## Job
Restate every line of the material, word for word.

[Extracted data entries]
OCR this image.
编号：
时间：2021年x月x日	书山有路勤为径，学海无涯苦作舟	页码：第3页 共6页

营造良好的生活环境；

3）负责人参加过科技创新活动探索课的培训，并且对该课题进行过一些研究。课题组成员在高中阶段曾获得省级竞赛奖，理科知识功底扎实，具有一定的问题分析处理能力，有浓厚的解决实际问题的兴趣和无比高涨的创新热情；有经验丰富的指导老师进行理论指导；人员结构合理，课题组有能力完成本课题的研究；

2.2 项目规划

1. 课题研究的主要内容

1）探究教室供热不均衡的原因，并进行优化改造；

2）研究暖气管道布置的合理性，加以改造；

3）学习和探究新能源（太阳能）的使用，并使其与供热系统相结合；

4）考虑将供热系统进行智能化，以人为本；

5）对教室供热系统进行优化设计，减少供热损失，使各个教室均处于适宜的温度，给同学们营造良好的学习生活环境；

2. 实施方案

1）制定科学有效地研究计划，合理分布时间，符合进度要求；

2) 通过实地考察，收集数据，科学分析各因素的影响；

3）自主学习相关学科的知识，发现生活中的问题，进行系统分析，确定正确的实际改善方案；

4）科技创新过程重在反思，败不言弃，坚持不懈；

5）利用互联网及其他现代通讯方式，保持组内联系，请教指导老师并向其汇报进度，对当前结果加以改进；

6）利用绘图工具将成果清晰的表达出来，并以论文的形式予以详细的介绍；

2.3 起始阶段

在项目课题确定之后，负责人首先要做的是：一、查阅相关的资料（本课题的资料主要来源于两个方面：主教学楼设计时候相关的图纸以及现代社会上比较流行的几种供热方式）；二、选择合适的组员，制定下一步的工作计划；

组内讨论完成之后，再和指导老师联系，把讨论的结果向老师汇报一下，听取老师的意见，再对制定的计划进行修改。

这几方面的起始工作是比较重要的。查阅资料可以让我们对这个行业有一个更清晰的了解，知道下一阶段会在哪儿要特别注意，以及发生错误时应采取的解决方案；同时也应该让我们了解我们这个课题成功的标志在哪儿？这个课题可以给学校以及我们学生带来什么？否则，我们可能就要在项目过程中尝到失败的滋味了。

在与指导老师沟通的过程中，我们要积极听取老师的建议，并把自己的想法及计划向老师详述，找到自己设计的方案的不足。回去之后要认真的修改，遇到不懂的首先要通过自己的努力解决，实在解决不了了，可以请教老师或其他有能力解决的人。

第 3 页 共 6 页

## Solution below
OCR this image.
编号：
时间：2021年x月x日	书山有路勤为径，学海无涯苦作舟	页码：第3页 共6页

营造良好的生活环境；

3）负责人参加过科技创新活动探索课的培训，并且对该课题进行过一些研究。课题组成员在高中阶段曾获得省级竞赛奖，理科知识功底扎实，具有一定的问题分析处理能力，有浓厚的解决实际问题的兴趣和无比高涨的创新热情；有经验丰富的指导老师进行理论指导；人员结构合理，课题组有能力完成本课题的研究；

2.2 项目规划

1. 课题研究的主要内容

1）探究教室供热不均衡的原因，并进行优化改造；

2）研究暖气管道布置的合理性，加以改造；

3）学习和探究新能源（太阳能）的使用，并使其与供热系统相结合；

4）考虑将供热系统进行智能化，以人为本；

5）对教室供热系统进行优化设计，减少供热损失，使各个教室均处于适宜的温度，给同学们营造良好的学习生活环境；

2. 实施方案

1）制定科学有效地研究计划，合理分布时间，符合进度要求；

2) 通过实地考察，收集数据，科学分析各因素的影响；

3）自主学习相关学科的知识，发现生活中的问题，进行系统分析，确定正确的实际改善方案；

4）科技创新过程重在反思，败不言弃，坚持不懈；

5）利用互联网及其他现代通讯方式，保持组内联系，请教指导老师并向其汇报进度，对当前结果加以改进；

6）利用绘图工具将成果清晰的表达出来，并以论文的形式予以详细的介绍；

2.3 起始阶段

在项目课题确定之后，负责人首先要做的是：一、查阅相关的资料（本课题的资料主要来源于两个方面：主教学楼设计时候相关的图纸以及现代社会上比较流行的几种供热方式）；二、选择合适的组员，制定下一步的工作计划；

组内讨论完成之后，再和指导老师联系，把讨论的结果向老师汇报一下，听取老师的意见，再对制定的计划进行修改。

这几方面的起始工作是比较重要的。查阅资料可以让我们对这个行业有一个更清晰的了解，知道下一阶段会在哪儿要特别注意，以及发生错误时应采取的解决方案；同时也应该让我们了解我们这个课题成功的标志在哪儿？这个课题可以给学校以及我们学生带来什么？否则，我们可能就要在项目过程中尝到失败的滋味了。

在与指导老师沟通的过程中，我们要积极听取老师的建议，并把自己的想法及计划向老师详述，找到自己设计的方案的不足。回去之后要认真的修改，遇到不懂的首先要通过自己的努力解决，实在解决不了了，可以请教老师或其他有能力解决的人。

第 3 页 共 6 页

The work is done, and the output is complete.